Records contained in a dataset
──────────────────────────────

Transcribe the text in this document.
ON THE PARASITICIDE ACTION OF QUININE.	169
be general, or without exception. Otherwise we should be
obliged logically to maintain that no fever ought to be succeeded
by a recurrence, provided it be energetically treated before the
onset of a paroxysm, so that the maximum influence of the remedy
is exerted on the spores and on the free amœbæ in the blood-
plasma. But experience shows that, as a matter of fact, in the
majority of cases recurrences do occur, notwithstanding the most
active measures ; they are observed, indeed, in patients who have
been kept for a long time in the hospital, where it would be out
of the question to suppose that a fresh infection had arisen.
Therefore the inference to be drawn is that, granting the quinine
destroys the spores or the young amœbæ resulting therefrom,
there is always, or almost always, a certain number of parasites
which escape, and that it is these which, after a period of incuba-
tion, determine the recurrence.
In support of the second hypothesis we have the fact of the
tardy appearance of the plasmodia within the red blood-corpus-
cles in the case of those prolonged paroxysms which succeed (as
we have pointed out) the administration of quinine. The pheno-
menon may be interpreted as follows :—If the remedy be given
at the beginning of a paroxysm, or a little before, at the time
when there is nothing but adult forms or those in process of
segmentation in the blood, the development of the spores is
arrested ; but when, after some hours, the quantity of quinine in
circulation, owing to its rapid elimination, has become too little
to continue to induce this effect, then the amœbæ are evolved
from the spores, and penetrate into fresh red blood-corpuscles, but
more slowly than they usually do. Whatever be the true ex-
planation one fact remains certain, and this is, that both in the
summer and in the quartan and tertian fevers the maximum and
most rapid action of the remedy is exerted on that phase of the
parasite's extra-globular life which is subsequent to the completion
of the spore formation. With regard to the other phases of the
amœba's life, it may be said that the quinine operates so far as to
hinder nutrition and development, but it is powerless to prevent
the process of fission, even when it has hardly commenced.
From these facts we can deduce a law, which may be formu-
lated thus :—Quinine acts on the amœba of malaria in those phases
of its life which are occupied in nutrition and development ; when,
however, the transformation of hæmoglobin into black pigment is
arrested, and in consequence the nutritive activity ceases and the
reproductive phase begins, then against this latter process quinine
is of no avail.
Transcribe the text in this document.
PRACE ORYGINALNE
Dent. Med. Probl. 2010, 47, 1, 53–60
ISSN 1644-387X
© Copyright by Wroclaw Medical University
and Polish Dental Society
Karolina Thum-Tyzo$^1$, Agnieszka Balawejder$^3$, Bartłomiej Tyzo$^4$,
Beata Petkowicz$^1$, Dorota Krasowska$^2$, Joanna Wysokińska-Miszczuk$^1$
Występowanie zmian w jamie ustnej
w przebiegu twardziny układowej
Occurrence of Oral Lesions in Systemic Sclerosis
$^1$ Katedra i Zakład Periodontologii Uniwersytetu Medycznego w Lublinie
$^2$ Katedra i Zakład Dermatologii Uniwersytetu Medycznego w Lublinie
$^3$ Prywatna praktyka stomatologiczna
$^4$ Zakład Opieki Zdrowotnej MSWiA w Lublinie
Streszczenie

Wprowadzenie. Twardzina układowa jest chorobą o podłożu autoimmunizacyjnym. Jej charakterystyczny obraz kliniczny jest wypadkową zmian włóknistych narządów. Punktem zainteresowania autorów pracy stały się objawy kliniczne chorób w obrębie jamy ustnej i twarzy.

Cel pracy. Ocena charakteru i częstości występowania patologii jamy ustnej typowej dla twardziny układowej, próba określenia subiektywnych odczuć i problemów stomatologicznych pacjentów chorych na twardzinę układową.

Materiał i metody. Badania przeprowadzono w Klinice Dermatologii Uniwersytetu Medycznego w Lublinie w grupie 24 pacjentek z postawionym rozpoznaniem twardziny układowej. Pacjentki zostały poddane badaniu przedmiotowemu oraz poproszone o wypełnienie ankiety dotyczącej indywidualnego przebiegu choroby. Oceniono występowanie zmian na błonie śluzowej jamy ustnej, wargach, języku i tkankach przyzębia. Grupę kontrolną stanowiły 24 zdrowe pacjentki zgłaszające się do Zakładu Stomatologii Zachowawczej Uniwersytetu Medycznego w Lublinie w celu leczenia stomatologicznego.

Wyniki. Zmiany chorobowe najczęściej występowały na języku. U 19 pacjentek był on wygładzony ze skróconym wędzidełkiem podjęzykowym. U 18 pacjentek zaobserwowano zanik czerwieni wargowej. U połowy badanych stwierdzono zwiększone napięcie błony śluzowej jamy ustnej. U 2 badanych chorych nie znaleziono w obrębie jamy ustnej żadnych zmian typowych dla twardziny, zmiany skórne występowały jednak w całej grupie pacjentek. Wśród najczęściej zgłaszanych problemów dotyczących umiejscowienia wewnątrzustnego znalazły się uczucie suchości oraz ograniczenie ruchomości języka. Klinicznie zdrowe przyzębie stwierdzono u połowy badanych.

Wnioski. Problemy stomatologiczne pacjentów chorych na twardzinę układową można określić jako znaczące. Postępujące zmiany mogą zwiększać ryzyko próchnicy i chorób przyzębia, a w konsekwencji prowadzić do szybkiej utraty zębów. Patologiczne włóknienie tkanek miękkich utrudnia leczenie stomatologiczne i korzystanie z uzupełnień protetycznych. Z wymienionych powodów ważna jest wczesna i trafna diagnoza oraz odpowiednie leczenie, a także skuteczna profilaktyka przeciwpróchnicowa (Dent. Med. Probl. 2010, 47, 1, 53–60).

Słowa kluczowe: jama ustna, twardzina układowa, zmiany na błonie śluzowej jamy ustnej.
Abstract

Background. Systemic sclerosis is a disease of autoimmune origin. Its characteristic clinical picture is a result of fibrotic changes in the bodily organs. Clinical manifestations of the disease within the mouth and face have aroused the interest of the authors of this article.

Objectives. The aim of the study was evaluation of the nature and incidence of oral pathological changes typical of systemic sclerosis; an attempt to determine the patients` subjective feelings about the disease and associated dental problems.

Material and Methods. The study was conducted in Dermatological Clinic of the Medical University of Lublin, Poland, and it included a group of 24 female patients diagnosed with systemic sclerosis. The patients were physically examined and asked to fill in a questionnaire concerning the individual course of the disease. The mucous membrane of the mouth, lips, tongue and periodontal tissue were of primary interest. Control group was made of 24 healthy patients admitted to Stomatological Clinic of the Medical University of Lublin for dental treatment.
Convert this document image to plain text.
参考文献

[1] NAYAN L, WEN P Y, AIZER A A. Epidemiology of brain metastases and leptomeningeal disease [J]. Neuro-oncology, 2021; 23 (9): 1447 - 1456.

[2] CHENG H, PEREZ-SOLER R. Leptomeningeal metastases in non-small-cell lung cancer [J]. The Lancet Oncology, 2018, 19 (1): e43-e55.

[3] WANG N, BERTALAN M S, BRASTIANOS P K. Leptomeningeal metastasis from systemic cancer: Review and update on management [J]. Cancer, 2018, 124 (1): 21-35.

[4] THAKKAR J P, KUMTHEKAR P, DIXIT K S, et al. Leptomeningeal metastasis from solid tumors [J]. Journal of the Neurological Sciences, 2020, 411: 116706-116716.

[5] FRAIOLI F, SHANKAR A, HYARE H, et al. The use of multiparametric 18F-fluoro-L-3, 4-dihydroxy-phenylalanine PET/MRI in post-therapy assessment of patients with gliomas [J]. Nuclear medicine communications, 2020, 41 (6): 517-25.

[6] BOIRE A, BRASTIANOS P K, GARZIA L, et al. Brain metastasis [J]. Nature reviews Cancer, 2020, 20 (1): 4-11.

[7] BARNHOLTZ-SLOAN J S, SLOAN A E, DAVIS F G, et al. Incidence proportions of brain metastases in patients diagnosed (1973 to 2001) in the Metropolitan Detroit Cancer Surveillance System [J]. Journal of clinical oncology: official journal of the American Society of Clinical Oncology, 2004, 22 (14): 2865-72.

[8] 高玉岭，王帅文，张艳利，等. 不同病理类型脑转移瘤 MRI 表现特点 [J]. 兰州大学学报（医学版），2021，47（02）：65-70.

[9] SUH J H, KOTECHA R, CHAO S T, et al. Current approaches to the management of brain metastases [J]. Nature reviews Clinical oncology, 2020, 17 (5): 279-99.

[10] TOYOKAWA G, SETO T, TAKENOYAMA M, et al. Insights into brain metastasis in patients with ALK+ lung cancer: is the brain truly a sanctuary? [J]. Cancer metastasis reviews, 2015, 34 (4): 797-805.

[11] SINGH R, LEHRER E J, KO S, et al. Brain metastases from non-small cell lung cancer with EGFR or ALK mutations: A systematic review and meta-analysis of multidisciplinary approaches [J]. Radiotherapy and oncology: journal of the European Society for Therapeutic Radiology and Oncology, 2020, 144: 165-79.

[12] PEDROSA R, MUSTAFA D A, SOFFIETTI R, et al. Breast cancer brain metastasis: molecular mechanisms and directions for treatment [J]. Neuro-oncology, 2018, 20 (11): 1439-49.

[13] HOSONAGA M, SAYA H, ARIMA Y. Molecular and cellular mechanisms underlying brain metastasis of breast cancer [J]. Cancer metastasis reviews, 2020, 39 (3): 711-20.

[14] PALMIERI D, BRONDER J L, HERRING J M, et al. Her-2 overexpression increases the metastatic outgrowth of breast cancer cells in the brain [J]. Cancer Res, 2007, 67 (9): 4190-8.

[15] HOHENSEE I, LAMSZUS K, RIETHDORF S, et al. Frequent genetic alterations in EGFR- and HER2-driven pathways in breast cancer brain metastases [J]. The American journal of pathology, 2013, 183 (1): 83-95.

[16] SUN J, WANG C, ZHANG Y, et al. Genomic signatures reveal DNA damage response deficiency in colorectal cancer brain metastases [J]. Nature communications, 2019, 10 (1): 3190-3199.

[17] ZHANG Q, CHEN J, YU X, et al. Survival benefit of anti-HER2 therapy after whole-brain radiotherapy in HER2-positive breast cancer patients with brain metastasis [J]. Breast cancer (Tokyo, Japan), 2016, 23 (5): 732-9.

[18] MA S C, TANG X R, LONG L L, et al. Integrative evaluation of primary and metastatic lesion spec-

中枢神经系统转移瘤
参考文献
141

──────────────────────────────

Pull out the lines above in which the word "Katedra" appears.

▸ **Your solution**
$^1$ Katedra i Zakład Periodontologii Uniwersytetu Medycznego w Lublinie
$^2$ Katedra i Zakład Dermatologii Uniwersytetu Medycznego w Lublinie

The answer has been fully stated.